(Dataset excerpt)

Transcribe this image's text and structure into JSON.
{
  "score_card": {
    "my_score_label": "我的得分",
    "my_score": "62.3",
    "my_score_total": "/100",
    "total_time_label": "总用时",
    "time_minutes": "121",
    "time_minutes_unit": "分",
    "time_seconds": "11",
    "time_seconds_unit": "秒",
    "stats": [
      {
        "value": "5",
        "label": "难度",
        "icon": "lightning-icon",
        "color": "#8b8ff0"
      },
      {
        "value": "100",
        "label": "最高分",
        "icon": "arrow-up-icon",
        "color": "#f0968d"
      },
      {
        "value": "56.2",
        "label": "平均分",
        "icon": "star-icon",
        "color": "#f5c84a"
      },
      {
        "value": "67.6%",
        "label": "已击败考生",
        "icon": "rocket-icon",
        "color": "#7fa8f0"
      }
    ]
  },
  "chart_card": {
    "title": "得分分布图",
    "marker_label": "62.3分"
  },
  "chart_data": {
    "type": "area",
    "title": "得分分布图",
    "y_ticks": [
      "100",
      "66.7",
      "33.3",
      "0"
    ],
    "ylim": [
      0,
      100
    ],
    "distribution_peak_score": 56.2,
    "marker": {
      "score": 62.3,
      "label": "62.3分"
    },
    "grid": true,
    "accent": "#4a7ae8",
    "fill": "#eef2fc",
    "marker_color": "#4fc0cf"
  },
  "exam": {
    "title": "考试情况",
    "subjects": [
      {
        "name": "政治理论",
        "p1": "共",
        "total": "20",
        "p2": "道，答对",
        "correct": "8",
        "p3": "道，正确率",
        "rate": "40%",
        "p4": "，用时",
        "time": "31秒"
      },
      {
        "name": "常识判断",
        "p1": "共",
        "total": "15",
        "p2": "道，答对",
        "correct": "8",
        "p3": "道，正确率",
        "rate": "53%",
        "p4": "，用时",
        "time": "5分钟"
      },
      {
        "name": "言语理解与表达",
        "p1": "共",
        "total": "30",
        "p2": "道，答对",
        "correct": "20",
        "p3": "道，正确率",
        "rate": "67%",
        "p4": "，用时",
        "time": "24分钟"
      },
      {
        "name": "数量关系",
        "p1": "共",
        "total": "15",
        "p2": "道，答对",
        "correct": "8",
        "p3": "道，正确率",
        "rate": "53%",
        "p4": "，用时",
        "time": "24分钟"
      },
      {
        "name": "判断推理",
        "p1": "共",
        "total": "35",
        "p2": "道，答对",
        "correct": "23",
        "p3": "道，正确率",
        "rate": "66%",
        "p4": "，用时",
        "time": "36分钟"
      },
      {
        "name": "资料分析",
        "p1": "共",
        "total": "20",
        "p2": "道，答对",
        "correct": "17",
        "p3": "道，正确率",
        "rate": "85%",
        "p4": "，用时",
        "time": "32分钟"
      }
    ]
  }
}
...
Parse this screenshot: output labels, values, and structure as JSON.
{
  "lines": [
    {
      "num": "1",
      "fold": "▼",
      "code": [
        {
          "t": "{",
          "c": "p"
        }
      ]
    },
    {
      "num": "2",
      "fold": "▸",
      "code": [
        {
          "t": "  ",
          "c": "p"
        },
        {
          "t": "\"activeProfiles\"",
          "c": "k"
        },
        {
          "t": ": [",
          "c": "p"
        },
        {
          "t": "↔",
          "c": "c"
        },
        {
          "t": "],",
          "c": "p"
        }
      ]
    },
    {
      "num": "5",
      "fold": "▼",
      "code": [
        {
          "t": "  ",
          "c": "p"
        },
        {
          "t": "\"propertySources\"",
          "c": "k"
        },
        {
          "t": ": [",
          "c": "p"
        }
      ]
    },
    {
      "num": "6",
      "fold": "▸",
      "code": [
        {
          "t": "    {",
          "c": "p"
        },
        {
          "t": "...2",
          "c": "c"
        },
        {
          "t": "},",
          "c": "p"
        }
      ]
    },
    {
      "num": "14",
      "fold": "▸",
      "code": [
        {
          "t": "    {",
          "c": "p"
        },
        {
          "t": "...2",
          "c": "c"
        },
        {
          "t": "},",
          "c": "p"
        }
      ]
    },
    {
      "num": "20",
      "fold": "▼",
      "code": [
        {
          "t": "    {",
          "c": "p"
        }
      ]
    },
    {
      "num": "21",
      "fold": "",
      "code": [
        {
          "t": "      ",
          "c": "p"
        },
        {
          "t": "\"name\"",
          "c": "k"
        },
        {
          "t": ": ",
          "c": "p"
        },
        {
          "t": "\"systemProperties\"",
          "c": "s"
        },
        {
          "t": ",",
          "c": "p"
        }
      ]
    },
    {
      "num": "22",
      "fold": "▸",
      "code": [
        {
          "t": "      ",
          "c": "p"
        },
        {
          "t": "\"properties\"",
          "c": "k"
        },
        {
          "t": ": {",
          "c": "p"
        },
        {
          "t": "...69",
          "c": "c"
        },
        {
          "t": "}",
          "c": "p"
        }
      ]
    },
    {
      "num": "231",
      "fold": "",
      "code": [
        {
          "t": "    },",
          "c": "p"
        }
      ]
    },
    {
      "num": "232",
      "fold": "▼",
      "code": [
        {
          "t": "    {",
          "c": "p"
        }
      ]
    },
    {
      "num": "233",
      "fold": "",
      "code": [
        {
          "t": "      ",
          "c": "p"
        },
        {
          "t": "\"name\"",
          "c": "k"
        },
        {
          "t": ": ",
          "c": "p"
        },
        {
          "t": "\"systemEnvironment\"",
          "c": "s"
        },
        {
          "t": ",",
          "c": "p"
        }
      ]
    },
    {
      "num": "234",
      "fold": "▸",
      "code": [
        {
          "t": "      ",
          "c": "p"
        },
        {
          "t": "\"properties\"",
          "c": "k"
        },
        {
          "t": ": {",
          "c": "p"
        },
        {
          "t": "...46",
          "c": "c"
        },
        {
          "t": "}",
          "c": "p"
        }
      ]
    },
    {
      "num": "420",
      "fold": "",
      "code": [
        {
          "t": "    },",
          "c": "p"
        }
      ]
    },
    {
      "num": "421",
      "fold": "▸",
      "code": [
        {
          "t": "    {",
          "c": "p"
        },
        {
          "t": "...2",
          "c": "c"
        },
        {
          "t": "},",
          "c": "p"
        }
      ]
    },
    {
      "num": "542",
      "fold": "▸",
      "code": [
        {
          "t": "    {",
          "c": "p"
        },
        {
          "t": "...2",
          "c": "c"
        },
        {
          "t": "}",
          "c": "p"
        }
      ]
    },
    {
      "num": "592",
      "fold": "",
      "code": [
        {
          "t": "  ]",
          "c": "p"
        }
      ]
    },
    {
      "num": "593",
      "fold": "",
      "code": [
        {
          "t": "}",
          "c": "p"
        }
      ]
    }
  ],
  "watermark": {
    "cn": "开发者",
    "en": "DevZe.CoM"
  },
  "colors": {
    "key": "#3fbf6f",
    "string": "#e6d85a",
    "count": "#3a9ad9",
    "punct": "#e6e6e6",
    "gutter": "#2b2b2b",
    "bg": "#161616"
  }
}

# What is expected
Determine the number of lines in the entries above where the string "rate" appears. Answer with the number alone.

# Problem solution
6